• [Directive]
Type out the material below exactly.

• [Record extracts]

>> Start

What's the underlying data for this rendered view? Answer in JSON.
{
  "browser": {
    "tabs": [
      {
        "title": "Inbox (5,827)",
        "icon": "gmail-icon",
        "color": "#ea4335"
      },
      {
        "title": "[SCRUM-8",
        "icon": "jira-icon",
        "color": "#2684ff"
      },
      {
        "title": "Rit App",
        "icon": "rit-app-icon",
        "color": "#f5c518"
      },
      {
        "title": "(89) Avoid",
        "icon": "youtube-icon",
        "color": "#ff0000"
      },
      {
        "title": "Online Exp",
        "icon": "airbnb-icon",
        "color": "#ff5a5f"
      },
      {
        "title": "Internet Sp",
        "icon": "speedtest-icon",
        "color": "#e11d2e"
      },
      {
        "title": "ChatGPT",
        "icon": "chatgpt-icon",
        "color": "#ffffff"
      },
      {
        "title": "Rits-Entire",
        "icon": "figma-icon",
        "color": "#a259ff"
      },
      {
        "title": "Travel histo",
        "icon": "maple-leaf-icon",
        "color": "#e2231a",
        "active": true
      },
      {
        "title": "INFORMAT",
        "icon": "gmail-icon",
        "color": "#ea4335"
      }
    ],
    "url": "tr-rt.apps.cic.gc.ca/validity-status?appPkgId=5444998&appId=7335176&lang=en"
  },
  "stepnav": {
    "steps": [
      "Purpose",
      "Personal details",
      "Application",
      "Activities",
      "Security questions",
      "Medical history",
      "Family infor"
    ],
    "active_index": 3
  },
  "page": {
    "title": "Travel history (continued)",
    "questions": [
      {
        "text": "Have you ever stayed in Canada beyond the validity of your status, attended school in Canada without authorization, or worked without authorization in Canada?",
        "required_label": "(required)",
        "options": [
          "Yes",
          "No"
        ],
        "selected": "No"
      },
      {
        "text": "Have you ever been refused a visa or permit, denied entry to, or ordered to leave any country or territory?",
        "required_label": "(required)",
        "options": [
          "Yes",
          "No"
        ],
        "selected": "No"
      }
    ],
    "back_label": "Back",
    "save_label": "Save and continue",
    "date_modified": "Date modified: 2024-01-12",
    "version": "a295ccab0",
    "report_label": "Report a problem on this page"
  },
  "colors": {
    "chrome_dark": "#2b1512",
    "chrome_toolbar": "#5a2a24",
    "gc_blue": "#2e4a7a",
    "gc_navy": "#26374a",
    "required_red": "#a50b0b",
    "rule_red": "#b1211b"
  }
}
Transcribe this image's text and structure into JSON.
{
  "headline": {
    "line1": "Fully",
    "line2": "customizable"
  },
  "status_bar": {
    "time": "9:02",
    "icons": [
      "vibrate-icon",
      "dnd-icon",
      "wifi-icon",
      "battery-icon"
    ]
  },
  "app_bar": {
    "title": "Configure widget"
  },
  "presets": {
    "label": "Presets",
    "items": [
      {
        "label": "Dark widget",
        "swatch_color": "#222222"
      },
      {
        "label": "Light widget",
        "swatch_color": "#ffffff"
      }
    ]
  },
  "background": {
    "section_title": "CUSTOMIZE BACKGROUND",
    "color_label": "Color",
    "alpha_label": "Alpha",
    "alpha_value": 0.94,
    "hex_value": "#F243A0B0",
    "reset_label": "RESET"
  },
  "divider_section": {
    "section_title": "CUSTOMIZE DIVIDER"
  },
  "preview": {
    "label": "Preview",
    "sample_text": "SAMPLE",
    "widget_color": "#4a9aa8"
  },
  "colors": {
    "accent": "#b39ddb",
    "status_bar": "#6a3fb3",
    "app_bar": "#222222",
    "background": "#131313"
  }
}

>> End

• [Task answer]
What's the underlying data for this rendered view? Answer in JSON.
{
  "browser": {
    "tabs": [
      {
        "title": "Inbox (5,827)",
        "icon": "gmail-icon",
        "color": "#ea4335"
      },
      {
        "title": "[SCRUM-8",
        "icon": "jira-icon",
        "color": "#2684ff"
      },
      {
        "title": "Rit App",
        "icon": "rit-app-icon",
        "color": "#f5c518"
      },
      {
        "title": "(89) Avoid",
        "icon": "youtube-icon",
        "color": "#ff0000"
      },
      {
        "title": "Online Exp",
        "icon": "airbnb-icon",
        "color": "#ff5a5f"
      },
      {
        "title": "Internet Sp",
        "icon": "speedtest-icon",
        "color": "#e11d2e"
      },
      {
        "title": "ChatGPT",
        "icon": "chatgpt-icon",
        "color": "#ffffff"
      },
      {
        "title": "Rits-Entire",
        "icon": "figma-icon",
        "color": "#a259ff"
      },
      {
        "title": "Travel histo",
        "icon": "maple-leaf-icon",
        "color": "#e2231a",
        "active": true
      },
      {
        "title": "INFORMAT",
        "icon": "gmail-icon",
        "color": "#ea4335"
      }
    ],
    "url": "tr-rt.apps.cic.gc.ca/validity-status?appPkgId=5444998&appId=7335176&lang=en"
  },
  "stepnav": {
    "steps": [
      "Purpose",
      "Personal details",
      "Application",
      "Activities",
      "Security questions",
      "Medical history",
      "Family infor"
    ],
    "active_index": 3
  },
  "page": {
    "title": "Travel history (continued)",
    "questions": [
      {
        "text": "Have you ever stayed in Canada beyond the validity of your status, attended school in Canada without authorization, or worked without authorization in Canada?",
        "required_label": "(required)",
        "options": [
          "Yes",
          "No"
        ],
        "selected": "No"
      },
      {
        "text": "Have you ever been refused a visa or permit, denied entry to, or ordered to leave any country or territory?",
        "required_label": "(required)",
        "options": [
          "Yes",
          "No"
        ],
        "selected": "No"
      }
    ],
    "back_label": "Back",
    "save_label": "Save and continue",
    "date_modified": "Date modified: 2024-01-12",
    "version": "a295ccab0",
    "report_label": "Report a problem on this page"
  },
  "colors": {
    "chrome_dark": "#2b1512",
    "chrome_toolbar": "#5a2a24",
    "gc_blue": "#2e4a7a",
    "gc_navy": "#26374a",
    "required_red": "#a50b0b",
    "rule_red": "#b1211b"
  }
}
Transcribe this image's text and structure into JSON.
{
  "headline": {
    "line1": "Fully",
    "line2": "customizable"
  },
  "status_bar": {
    "time": "9:02",
    "icons": [
      "vibrate-icon",
      "dnd-icon",
      "wifi-icon",
      "battery-icon"
    ]
  },
  "app_bar": {
    "title": "Configure widget"
  },
  "presets": {
    "label": "Presets",
    "items": [
      {
        "label": "Dark widget",
        "swatch_color": "#222222"
      },
      {
        "label": "Light widget",
        "swatch_color": "#ffffff"
      }
    ]
  },
  "background": {
    "section_title": "CUSTOMIZE BACKGROUND",
    "color_label": "Color",
    "alpha_label": "Alpha",
    "alpha_value": 0.94,
    "hex_value": "#F243A0B0",
    "reset_label": "RESET"
  },
  "divider_section": {
    "section_title": "CUSTOMIZE DIVIDER"
  },
  "preview": {
    "label": "Preview",
    "sample_text": "SAMPLE",
    "widget_color": "#4a9aa8"
  },
  "colors": {
    "accent": "#b39ddb",
    "status_bar": "#6a3fb3",
    "app_bar": "#222222",
    "background": "#131313"
  }
}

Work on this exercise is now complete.